Print all entries word for word.

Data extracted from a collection
====

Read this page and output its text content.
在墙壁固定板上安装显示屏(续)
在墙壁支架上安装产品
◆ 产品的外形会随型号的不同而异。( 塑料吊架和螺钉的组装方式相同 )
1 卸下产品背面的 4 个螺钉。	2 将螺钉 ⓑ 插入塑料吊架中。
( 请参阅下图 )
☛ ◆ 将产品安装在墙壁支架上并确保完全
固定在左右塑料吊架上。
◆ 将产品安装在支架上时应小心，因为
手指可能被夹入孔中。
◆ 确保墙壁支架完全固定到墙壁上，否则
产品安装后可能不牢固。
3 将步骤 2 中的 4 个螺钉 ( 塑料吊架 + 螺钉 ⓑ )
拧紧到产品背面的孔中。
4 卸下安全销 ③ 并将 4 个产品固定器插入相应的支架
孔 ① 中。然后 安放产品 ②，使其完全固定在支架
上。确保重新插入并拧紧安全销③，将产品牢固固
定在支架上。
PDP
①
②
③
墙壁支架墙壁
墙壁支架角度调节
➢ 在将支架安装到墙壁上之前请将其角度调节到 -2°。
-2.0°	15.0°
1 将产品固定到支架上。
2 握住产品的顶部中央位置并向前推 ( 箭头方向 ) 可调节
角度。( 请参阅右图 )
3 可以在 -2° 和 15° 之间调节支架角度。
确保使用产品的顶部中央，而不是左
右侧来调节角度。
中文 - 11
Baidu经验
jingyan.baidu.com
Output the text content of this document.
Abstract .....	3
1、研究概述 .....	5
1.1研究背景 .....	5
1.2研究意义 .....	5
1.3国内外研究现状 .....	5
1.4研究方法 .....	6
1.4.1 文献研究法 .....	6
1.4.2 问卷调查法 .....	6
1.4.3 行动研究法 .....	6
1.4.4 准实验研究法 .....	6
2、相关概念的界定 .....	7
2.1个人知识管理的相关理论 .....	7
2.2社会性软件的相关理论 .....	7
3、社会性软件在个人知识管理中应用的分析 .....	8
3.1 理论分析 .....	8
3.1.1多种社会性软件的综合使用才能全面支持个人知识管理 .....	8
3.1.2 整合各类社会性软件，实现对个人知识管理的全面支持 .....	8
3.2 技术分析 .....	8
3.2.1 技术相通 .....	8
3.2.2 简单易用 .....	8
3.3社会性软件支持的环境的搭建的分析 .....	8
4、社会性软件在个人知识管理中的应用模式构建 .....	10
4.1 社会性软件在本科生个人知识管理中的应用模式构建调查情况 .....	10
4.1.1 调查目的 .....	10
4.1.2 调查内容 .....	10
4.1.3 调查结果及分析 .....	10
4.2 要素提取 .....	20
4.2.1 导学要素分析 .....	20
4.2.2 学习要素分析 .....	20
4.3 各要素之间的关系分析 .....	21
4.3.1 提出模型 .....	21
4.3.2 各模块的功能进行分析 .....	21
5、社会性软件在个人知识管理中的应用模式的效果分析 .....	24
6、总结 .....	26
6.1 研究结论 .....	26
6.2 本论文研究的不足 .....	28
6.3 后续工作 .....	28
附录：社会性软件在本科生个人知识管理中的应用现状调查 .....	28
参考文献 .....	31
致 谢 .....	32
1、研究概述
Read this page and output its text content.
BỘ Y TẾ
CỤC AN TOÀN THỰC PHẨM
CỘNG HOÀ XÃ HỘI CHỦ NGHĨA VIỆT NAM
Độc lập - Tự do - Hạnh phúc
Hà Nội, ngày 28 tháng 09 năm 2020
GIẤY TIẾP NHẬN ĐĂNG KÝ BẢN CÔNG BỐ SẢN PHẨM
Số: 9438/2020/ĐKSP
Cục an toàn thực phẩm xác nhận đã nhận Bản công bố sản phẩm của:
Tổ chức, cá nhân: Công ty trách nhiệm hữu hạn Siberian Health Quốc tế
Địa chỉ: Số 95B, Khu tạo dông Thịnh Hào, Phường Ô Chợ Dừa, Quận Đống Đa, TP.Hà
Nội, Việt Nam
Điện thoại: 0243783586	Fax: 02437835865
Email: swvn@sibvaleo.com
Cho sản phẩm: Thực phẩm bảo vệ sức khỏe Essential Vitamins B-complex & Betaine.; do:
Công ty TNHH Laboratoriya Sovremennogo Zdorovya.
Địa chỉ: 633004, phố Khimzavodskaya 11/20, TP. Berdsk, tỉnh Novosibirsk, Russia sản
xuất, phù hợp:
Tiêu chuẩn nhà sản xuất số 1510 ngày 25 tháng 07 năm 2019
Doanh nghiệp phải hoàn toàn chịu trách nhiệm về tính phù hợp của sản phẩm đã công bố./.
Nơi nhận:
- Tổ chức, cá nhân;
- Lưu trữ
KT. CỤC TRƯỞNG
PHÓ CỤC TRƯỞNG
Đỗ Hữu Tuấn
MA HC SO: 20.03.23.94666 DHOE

====

> _ANSWER TO THIS EXERCISE_:
Read this page and output its text content.
在墙壁固定板上安装显示屏(续)
在墙壁支架上安装产品
◆ 产品的外形会随型号的不同而异。( 塑料吊架和螺钉的组装方式相同 )
1 卸下产品背面的 4 个螺钉。	2 将螺钉 ⓑ 插入塑料吊架中。
( 请参阅下图 )
☛ ◆ 将产品安装在墙壁支架上并确保完全
固定在左右塑料吊架上。
◆ 将产品安装在支架上时应小心，因为
手指可能被夹入孔中。
◆ 确保墙壁支架完全固定到墙壁上，否则
产品安装后可能不牢固。
3 将步骤 2 中的 4 个螺钉 ( 塑料吊架 + 螺钉 ⓑ )
拧紧到产品背面的孔中。
4 卸下安全销 ③ 并将 4 个产品固定器插入相应的支架
孔 ① 中。然后 安放产品 ②，使其完全固定在支架
上。确保重新插入并拧紧安全销③，将产品牢固固
定在支架上。
PDP
①
②
③
墙壁支架墙壁
墙壁支架角度调节
➢ 在将支架安装到墙壁上之前请将其角度调节到 -2°。
-2.0°	15.0°
1 将产品固定到支架上。
2 握住产品的顶部中央位置并向前推 ( 箭头方向 ) 可调节
角度。( 请参阅右图 )
3 可以在 -2° 和 15° 之间调节支架角度。
确保使用产品的顶部中央，而不是左
右侧来调节角度。
中文 - 11
Baidu经验
jingyan.baidu.com
Output the text content of this document.
Abstract .....	3
1、研究概述 .....	5
1.1研究背景 .....	5
1.2研究意义 .....	5
1.3国内外研究现状 .....	5
1.4研究方法 .....	6
1.4.1 文献研究法 .....	6
1.4.2 问卷调查法 .....	6
1.4.3 行动研究法 .....	6
1.4.4 准实验研究法 .....	6
2、相关概念的界定 .....	7
2.1个人知识管理的相关理论 .....	7
2.2社会性软件的相关理论 .....	7
3、社会性软件在个人知识管理中应用的分析 .....	8
3.1 理论分析 .....	8
3.1.1多种社会性软件的综合使用才能全面支持个人知识管理 .....	8
3.1.2 整合各类社会性软件，实现对个人知识管理的全面支持 .....	8
3.2 技术分析 .....	8
3.2.1 技术相通 .....	8
3.2.2 简单易用 .....	8
3.3社会性软件支持的环境的搭建的分析 .....	8
4、社会性软件在个人知识管理中的应用模式构建 .....	10
4.1 社会性软件在本科生个人知识管理中的应用模式构建调查情况 .....	10
4.1.1 调查目的 .....	10
4.1.2 调查内容 .....	10
4.1.3 调查结果及分析 .....	10
4.2 要素提取 .....	20
4.2.1 导学要素分析 .....	20
4.2.2 学习要素分析 .....	20
4.3 各要素之间的关系分析 .....	21
4.3.1 提出模型 .....	21
4.3.2 各模块的功能进行分析 .....	21
5、社会性软件在个人知识管理中的应用模式的效果分析 .....	24
6、总结 .....	26
6.1 研究结论 .....	26
6.2 本论文研究的不足 .....	28
6.3 后续工作 .....	28
附录：社会性软件在本科生个人知识管理中的应用现状调查 .....	28
参考文献 .....	31
致 谢 .....	32
1、研究概述
Read this page and output its text content.
BỘ Y TẾ
CỤC AN TOÀN THỰC PHẨM
CỘNG HOÀ XÃ HỘI CHỦ NGHĨA VIỆT NAM
Độc lập - Tự do - Hạnh phúc
Hà Nội, ngày 28 tháng 09 năm 2020
GIẤY TIẾP NHẬN ĐĂNG KÝ BẢN CÔNG BỐ SẢN PHẨM
Số: 9438/2020/ĐKSP
Cục an toàn thực phẩm xác nhận đã nhận Bản công bố sản phẩm của:
Tổ chức, cá nhân: Công ty trách nhiệm hữu hạn Siberian Health Quốc tế
Địa chỉ: Số 95B, Khu tạo dông Thịnh Hào, Phường Ô Chợ Dừa, Quận Đống Đa, TP.Hà
Nội, Việt Nam
Điện thoại: 0243783586	Fax: 02437835865
Email: swvn@sibvaleo.com
Cho sản phẩm: Thực phẩm bảo vệ sức khỏe Essential Vitamins B-complex & Betaine.; do:
Công ty TNHH Laboratoriya Sovremennogo Zdorovya.
Địa chỉ: 633004, phố Khimzavodskaya 11/20, TP. Berdsk, tỉnh Novosibirsk, Russia sản
xuất, phù hợp:
Tiêu chuẩn nhà sản xuất số 1510 ngày 25 tháng 07 năm 2019
Doanh nghiệp phải hoàn toàn chịu trách nhiệm về tính phù hợp của sản phẩm đã công bố./.
Nơi nhận:
- Tổ chức, cá nhân;
- Lưu trữ
KT. CỤC TRƯỞNG
PHÓ CỤC TRƯỞNG
Đỗ Hữu Tuấn
MA HC SO: 20.03.23.94666 DHOE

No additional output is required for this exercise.